- **EXERCISE REQUIREMENTS**
Copy every line of the records below that holds the word "takes".

- **DATASET RECORDS**
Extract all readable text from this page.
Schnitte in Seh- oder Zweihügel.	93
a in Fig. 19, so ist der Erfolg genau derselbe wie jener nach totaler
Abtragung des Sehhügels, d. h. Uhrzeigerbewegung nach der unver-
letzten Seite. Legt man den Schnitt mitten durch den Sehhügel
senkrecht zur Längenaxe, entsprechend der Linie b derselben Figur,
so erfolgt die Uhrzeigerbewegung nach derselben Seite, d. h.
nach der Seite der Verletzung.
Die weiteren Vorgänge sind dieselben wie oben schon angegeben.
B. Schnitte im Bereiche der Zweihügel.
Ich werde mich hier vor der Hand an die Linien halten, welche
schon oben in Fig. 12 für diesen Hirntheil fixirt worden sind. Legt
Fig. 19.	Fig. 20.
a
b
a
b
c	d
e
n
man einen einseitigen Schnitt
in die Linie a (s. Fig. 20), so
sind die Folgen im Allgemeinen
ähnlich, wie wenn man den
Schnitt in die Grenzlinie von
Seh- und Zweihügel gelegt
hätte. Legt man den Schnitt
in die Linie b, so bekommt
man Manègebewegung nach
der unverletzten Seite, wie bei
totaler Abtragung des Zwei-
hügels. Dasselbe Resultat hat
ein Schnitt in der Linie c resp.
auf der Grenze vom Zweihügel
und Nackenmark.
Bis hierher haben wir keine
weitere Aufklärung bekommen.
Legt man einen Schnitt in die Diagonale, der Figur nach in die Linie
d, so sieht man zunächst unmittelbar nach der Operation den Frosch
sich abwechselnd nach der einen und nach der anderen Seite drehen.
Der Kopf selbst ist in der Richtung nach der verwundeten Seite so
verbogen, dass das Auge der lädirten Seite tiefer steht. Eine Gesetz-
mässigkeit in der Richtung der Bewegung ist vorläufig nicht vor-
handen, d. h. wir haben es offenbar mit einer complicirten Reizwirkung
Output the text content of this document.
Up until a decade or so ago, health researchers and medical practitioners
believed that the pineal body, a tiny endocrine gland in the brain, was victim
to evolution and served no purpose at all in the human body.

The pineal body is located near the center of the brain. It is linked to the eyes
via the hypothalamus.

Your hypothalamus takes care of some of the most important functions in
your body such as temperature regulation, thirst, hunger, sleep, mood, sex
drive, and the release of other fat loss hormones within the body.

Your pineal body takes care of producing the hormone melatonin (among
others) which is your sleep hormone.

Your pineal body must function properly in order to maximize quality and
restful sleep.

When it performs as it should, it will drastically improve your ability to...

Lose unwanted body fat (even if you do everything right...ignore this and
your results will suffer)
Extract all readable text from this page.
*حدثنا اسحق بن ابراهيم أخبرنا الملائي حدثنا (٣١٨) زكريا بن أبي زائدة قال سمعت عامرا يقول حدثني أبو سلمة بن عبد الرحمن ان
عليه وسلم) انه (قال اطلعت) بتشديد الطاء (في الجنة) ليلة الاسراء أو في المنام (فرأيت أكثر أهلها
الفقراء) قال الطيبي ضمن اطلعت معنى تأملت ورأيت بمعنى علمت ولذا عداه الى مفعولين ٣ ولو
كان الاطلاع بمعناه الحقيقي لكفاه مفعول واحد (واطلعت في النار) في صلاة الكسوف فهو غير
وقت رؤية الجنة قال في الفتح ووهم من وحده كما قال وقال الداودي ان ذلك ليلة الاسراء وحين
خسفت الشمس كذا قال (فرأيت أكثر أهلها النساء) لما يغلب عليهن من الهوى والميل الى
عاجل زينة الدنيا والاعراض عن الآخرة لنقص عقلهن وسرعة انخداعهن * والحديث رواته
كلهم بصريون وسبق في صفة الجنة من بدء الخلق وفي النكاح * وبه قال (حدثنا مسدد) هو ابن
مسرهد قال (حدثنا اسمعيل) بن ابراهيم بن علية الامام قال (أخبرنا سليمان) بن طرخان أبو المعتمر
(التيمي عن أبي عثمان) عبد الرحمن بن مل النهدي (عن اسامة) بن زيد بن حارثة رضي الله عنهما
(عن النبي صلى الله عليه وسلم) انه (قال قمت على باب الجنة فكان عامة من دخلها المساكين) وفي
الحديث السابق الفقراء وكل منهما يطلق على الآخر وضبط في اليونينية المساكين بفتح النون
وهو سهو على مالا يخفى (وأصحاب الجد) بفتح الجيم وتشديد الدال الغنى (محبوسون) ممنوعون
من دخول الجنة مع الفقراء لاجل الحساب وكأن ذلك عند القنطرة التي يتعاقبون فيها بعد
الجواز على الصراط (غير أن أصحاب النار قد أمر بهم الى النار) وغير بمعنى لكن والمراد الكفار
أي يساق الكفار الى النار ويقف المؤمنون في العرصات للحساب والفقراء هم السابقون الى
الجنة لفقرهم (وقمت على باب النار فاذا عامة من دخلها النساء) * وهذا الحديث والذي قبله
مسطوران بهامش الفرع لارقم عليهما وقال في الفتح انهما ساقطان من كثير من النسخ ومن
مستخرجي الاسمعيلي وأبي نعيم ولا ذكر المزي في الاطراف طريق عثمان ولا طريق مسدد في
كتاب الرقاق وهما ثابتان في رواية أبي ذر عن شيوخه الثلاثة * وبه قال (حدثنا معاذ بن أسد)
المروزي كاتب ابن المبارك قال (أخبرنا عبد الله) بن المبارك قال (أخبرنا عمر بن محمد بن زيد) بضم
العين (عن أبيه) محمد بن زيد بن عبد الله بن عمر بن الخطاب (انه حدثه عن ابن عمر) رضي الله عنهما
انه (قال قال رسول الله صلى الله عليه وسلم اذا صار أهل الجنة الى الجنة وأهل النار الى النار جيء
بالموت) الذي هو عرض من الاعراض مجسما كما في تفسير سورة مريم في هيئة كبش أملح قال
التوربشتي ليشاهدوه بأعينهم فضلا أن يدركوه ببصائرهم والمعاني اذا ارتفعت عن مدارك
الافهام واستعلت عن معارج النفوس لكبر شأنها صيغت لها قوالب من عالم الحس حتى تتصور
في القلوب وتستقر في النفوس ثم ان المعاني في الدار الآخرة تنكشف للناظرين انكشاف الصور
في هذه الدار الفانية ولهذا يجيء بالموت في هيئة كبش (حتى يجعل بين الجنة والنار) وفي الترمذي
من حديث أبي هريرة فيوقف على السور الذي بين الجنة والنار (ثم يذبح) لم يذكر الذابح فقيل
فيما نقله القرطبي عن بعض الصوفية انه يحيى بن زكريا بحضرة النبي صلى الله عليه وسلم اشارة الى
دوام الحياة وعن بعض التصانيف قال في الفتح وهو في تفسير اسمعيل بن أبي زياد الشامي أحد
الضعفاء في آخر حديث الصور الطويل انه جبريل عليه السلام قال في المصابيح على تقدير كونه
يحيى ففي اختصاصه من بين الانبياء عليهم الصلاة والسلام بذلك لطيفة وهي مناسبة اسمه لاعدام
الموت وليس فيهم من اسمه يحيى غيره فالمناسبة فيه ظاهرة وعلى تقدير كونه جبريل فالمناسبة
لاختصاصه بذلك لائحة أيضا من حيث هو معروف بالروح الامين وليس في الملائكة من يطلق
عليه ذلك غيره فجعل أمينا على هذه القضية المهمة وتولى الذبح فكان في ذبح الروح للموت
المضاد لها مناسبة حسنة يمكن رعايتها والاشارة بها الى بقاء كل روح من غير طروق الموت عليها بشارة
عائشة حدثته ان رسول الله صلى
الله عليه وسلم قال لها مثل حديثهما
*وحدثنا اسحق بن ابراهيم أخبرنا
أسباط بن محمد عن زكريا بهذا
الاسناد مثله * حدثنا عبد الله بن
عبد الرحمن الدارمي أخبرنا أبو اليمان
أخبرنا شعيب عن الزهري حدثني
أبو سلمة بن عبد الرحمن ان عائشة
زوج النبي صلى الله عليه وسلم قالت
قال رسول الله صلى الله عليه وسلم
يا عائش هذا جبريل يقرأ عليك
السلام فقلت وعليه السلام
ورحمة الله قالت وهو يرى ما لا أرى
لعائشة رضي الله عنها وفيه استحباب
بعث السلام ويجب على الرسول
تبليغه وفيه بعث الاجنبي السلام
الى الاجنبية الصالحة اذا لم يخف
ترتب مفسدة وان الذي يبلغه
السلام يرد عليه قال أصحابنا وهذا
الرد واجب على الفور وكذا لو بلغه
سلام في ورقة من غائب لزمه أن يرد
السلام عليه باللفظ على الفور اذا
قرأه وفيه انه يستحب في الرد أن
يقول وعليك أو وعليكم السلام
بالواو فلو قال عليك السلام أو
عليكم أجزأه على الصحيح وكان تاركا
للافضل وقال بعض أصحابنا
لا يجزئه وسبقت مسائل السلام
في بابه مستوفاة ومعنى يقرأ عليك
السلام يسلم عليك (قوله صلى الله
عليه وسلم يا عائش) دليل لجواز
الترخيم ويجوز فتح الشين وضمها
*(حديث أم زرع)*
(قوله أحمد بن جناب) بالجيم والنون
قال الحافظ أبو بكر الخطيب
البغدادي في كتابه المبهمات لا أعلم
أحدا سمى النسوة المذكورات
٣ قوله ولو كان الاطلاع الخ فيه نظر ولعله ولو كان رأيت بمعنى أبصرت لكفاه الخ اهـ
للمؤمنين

- **THE COMPLETED TASK**
Your hypothalamus takes care of some of the most important functions in
Your pineal body takes care of producing the hormone melatonin (among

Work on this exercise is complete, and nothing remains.